▶ _Page text_
────────────────────
This number is enormous and far exceeds the number of computations
conceivable for any traditional computer. Moreover, it doesn't seem
that quantum computation is going to render this number tractable
either since the points in phase space need to be made explicit in
any random sampling scheme (implying decoherence and thus preventing
us from exploiting quantum superposition).
Let's now return to the evolutionary algorithm E. We're going to
allow ourselves a certain number of steps, call it m, for E to land
in the target. Clearly m is going to have to be much less than 10^150
if we're going to program E on a computer and have any hope of E
landing in the target. With m fixed, we can determine the probability
that E will land in any subset of phase space in m steps (see
Appendix 6). For instance, in the Dawkins example, for m = 100 and
the target sequence METHINKS*IT*IS*LIKE*A*WEASEL and E the cumulative
selection algorithm Dawkins constructed, the probability of E
attaining the target in m = 100 steps is approximately 1.
What this means is that even though with respect to the uniform
probability on the phase space the target has exceedingly small
probability, the probability for the evolutionary algorithm E to get
into the target in m steps is no longer small. And since complexity
and improbability are for the purposes of specified complexity
parallel notions, this means that even though the target is complex
and specified with respect to the uniform probability on the phase
space, it remains specified but is no longer complex with respect to
the probability induced by evolutionary algorithm E.
Does this mean that the evolutionary algorithm has in fact
generated complex specified information, but that in referring to a
loss of complexity with respect to E I'm simply engaging in some
fancy redefinitions to avoid this conclusion? I don't think so.
Remember that we are interested in the **generation** of specified
complexity and not in its reshuffling.
────────────────────
▶ _Stored rows_
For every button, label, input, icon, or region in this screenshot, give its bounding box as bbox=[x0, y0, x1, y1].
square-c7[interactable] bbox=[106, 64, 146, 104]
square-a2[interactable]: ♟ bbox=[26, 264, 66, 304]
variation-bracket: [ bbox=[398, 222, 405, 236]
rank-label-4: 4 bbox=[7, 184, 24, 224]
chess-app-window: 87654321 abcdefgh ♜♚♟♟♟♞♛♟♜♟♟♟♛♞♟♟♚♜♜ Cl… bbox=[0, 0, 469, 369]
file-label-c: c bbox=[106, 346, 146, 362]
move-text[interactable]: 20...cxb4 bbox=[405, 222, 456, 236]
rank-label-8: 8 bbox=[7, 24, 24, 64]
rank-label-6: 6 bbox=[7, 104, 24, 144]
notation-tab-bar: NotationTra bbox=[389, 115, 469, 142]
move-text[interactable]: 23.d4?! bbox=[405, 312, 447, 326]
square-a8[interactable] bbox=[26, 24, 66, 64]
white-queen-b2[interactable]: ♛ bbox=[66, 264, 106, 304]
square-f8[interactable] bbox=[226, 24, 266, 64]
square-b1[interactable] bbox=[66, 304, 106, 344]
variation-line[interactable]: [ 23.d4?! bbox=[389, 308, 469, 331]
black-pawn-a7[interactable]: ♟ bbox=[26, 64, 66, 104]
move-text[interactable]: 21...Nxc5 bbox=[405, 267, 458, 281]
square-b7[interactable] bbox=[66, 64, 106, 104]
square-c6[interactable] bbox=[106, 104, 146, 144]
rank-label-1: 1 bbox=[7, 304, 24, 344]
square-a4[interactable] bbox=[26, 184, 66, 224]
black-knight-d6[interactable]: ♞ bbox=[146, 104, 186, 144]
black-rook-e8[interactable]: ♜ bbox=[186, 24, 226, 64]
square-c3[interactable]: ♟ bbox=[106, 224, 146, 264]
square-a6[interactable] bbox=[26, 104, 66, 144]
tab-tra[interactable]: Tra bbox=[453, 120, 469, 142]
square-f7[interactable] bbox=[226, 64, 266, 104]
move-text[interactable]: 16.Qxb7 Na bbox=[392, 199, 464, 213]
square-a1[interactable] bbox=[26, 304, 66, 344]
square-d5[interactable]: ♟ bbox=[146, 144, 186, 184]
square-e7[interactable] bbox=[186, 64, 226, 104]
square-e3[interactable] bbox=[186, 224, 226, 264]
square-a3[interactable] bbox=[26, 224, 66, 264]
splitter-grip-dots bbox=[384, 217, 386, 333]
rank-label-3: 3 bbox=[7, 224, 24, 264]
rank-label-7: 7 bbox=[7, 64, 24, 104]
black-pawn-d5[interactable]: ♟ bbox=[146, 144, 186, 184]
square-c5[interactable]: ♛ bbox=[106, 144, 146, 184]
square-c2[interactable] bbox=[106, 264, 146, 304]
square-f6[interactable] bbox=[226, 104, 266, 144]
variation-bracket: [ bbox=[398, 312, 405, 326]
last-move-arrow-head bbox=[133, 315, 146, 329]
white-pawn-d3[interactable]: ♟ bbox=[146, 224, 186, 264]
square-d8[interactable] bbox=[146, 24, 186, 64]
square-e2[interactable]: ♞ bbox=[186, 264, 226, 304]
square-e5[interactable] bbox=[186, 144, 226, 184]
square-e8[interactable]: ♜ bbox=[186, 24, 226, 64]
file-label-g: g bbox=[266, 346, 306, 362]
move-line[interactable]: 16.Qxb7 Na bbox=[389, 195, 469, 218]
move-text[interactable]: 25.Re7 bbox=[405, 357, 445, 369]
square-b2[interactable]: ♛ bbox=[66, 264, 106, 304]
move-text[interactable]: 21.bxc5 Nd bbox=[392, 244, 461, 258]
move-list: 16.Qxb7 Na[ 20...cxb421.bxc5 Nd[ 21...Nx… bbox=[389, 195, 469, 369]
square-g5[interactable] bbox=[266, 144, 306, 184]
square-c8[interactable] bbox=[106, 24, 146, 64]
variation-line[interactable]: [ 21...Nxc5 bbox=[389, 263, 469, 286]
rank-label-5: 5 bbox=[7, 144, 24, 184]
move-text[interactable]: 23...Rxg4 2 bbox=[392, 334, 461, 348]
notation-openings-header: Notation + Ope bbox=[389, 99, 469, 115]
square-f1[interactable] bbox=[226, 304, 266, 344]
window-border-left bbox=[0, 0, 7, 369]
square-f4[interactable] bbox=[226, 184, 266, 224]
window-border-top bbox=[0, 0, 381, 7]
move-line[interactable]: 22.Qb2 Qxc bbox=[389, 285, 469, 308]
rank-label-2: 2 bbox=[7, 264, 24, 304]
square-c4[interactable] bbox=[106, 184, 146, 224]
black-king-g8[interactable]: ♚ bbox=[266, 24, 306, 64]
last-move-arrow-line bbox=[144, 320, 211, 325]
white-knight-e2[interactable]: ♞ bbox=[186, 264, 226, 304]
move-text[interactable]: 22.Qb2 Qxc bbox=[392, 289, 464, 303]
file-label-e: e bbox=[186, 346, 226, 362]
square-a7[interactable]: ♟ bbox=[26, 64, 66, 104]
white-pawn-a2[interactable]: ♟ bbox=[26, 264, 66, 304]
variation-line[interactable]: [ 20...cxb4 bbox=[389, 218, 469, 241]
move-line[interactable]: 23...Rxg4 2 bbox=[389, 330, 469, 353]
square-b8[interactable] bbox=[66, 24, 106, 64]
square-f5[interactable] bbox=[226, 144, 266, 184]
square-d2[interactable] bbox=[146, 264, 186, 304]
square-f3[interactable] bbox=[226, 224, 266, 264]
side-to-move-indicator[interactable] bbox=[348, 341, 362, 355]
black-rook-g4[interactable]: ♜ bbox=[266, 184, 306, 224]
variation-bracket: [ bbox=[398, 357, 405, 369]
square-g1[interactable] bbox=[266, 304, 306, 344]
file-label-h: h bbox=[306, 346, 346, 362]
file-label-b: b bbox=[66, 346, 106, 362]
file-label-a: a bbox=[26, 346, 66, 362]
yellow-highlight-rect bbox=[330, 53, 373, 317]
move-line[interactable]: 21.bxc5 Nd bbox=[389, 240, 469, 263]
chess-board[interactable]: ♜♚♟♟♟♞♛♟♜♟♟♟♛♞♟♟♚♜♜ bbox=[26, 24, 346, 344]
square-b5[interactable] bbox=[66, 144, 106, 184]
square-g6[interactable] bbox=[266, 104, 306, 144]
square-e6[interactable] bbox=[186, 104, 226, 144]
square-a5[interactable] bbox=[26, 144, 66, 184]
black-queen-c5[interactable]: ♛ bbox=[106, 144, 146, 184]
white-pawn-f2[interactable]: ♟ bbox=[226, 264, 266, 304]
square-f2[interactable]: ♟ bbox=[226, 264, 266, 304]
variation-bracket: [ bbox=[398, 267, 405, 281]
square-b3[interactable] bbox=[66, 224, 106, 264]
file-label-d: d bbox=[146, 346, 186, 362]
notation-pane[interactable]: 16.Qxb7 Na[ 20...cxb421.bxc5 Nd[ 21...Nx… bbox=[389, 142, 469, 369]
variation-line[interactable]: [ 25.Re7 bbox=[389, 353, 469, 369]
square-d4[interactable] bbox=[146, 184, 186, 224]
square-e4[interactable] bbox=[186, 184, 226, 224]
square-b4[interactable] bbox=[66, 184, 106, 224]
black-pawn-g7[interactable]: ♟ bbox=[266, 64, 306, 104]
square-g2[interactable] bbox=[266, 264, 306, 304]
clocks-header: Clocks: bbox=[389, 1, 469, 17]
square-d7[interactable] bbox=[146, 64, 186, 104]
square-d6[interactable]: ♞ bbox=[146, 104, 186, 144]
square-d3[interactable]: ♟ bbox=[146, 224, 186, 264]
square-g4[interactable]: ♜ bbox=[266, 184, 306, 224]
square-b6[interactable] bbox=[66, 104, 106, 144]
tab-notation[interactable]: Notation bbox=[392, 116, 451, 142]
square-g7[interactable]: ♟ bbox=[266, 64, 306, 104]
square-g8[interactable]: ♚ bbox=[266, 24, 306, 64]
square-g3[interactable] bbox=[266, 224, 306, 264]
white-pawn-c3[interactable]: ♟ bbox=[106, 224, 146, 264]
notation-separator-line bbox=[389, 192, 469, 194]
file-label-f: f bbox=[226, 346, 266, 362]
────────────────────
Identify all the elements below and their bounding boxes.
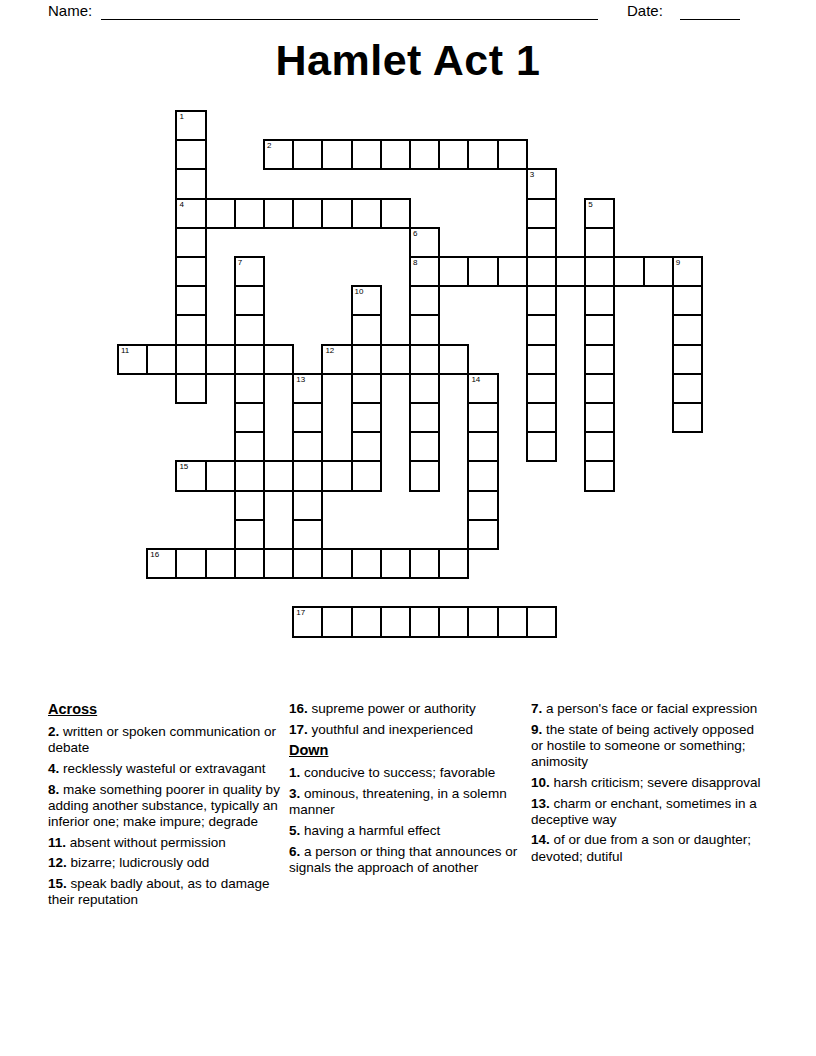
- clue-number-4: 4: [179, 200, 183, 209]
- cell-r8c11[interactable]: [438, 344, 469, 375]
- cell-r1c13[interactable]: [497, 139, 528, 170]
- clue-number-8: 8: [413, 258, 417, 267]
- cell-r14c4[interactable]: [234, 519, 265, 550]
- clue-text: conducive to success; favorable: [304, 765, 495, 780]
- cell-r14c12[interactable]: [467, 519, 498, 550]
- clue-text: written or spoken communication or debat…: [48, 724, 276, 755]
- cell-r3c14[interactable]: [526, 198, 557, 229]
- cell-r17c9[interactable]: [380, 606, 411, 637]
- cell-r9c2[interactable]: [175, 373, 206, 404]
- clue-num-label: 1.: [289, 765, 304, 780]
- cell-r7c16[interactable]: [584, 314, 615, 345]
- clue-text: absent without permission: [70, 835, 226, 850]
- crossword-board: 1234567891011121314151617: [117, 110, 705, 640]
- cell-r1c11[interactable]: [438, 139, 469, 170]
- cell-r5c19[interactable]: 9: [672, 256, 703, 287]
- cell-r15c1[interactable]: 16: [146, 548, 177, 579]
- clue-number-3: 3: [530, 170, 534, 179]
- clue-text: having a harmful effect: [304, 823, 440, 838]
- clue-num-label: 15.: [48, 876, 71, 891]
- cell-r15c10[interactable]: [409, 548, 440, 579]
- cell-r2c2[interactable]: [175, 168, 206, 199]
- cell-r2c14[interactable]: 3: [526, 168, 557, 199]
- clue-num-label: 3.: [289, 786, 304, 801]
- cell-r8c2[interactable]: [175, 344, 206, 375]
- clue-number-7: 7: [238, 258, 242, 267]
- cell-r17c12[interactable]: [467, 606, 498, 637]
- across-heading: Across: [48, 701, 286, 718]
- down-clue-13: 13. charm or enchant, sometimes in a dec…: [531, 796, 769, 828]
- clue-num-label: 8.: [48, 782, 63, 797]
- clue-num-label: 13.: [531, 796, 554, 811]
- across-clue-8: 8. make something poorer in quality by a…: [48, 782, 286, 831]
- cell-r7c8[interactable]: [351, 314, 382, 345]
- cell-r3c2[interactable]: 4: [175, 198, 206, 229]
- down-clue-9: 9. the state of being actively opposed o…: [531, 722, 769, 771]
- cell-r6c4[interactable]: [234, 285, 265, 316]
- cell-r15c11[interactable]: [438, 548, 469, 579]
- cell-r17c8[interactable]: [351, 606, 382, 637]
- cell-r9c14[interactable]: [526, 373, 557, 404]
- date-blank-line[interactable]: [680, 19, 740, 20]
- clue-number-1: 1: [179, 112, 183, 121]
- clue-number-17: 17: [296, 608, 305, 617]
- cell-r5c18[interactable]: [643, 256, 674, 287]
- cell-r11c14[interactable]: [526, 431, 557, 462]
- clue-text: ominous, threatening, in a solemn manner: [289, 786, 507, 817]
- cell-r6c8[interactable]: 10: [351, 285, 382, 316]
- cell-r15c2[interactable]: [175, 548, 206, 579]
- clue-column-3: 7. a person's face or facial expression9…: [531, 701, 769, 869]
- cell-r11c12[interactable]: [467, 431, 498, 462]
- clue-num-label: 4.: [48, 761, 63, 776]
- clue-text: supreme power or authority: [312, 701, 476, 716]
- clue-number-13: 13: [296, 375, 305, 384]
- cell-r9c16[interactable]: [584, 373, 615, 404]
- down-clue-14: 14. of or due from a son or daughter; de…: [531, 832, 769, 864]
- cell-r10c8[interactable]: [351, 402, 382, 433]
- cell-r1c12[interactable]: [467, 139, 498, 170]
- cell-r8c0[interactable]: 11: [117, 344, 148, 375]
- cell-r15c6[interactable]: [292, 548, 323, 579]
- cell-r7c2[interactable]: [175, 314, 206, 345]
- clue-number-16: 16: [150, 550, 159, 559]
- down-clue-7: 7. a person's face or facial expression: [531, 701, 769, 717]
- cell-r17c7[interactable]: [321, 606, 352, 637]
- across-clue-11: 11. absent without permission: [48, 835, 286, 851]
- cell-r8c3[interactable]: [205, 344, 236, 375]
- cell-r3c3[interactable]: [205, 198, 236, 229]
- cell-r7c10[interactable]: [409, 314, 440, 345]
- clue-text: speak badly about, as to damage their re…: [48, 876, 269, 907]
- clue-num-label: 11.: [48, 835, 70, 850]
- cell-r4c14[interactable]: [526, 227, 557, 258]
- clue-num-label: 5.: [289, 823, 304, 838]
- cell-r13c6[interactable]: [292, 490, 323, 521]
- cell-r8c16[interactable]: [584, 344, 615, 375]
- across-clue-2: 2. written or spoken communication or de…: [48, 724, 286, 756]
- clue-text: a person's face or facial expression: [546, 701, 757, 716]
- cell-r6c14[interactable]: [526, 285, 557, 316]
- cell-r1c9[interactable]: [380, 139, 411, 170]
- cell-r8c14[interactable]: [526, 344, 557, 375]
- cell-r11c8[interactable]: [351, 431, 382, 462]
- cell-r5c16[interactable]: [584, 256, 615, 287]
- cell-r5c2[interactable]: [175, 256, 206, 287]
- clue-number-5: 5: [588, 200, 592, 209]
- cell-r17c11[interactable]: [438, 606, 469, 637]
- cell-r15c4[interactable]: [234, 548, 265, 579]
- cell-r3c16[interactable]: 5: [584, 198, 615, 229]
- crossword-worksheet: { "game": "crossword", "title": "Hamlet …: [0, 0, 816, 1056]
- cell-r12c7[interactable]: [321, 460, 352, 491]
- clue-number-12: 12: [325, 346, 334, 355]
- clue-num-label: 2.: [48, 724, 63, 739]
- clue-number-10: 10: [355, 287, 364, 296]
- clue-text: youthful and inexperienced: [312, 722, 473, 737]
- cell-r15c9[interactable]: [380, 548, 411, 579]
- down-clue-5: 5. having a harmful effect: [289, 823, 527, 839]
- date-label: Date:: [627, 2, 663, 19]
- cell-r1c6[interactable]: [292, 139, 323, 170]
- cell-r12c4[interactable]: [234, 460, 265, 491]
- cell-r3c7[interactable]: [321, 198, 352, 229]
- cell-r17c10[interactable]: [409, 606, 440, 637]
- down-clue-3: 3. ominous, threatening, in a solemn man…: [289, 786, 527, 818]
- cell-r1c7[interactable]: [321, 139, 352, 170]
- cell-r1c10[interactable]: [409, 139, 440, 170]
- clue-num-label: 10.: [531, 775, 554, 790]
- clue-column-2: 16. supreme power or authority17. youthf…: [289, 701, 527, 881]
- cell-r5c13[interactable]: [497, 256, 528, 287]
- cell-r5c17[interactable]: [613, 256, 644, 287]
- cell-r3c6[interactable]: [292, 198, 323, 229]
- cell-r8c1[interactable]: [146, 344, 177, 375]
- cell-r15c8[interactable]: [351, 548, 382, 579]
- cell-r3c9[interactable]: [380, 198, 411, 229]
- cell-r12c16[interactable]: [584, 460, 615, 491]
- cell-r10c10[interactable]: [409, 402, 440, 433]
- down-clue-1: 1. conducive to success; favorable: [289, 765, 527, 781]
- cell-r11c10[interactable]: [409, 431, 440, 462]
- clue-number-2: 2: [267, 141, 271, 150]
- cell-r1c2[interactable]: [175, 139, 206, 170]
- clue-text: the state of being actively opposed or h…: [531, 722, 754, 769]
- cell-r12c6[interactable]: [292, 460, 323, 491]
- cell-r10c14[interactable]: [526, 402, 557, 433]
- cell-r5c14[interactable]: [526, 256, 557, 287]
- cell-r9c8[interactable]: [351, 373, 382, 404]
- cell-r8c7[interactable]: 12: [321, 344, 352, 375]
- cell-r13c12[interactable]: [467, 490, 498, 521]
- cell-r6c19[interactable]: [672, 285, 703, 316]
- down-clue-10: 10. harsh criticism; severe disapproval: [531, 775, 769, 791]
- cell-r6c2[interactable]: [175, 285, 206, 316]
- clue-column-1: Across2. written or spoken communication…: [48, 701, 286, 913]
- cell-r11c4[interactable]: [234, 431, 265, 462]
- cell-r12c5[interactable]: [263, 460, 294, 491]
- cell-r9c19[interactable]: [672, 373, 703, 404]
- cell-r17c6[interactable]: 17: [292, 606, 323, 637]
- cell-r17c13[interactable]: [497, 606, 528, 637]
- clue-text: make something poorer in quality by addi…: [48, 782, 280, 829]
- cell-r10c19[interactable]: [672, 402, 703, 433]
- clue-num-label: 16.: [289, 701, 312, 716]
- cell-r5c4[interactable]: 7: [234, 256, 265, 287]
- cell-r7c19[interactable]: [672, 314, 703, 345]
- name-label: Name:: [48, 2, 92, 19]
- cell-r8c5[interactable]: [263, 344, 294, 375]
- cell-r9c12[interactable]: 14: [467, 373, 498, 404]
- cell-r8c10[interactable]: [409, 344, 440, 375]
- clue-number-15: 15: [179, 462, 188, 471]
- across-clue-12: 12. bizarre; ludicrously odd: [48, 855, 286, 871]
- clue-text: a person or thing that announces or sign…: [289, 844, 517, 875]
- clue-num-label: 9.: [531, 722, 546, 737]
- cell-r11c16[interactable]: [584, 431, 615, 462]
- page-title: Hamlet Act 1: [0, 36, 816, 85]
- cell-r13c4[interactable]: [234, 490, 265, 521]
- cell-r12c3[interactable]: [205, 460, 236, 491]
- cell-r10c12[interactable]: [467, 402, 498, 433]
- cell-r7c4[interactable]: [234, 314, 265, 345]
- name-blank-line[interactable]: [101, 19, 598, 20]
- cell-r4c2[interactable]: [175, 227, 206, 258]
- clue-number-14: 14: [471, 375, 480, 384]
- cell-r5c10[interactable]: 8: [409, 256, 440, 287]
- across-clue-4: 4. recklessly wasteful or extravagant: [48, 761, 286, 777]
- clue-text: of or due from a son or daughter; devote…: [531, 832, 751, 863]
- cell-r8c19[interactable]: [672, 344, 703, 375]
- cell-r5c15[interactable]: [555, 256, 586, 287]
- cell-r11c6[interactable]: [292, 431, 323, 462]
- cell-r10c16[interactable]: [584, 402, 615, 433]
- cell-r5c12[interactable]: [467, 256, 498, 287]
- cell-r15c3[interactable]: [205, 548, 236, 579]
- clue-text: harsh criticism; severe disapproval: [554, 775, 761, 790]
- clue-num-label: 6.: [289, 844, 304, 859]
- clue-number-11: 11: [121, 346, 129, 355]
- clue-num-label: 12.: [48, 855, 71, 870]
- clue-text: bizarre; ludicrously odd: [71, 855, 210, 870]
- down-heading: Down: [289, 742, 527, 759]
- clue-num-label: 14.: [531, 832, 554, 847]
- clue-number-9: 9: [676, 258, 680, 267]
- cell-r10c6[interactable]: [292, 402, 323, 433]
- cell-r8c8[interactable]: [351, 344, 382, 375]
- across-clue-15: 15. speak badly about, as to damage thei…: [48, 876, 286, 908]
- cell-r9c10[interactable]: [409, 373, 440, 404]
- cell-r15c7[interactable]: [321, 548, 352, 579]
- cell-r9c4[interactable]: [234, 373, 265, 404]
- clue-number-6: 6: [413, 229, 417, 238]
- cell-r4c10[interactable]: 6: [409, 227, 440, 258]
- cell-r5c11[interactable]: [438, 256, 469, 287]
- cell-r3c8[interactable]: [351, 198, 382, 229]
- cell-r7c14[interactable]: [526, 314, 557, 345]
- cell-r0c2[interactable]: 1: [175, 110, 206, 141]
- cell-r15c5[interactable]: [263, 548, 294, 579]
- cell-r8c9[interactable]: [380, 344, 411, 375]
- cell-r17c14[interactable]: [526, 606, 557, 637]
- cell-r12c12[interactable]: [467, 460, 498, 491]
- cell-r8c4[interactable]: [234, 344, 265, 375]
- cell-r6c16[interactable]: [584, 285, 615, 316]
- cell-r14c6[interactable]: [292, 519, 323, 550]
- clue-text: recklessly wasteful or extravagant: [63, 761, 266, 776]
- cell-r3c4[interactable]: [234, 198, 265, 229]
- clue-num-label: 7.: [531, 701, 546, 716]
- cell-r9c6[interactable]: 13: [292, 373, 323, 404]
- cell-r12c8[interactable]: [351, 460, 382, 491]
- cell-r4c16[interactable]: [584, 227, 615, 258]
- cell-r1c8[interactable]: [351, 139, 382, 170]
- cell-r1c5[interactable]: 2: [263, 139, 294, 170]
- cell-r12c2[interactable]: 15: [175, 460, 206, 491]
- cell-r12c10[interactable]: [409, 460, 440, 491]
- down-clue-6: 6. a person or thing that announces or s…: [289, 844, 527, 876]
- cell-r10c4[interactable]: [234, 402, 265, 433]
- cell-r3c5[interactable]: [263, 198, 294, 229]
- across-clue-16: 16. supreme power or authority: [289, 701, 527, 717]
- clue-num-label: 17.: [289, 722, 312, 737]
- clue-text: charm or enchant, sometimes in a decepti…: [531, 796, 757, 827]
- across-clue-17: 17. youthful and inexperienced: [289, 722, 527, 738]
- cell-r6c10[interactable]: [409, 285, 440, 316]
────────────────────
▶ _To do_
Answer these questions from the passage on evolutionary algorithms and specified complexity:
(a) What number must the step count m be much less than?
(b) Which appendix is cited for finding the probability that E lands in a subset of phase space in m steps?
(c) In the Dawkins example, what is the probability that E reaches the target in 100 steps?

▶ _Result of this task_
(a) 10^150
(b) Appendix 6
(c) Approximately 1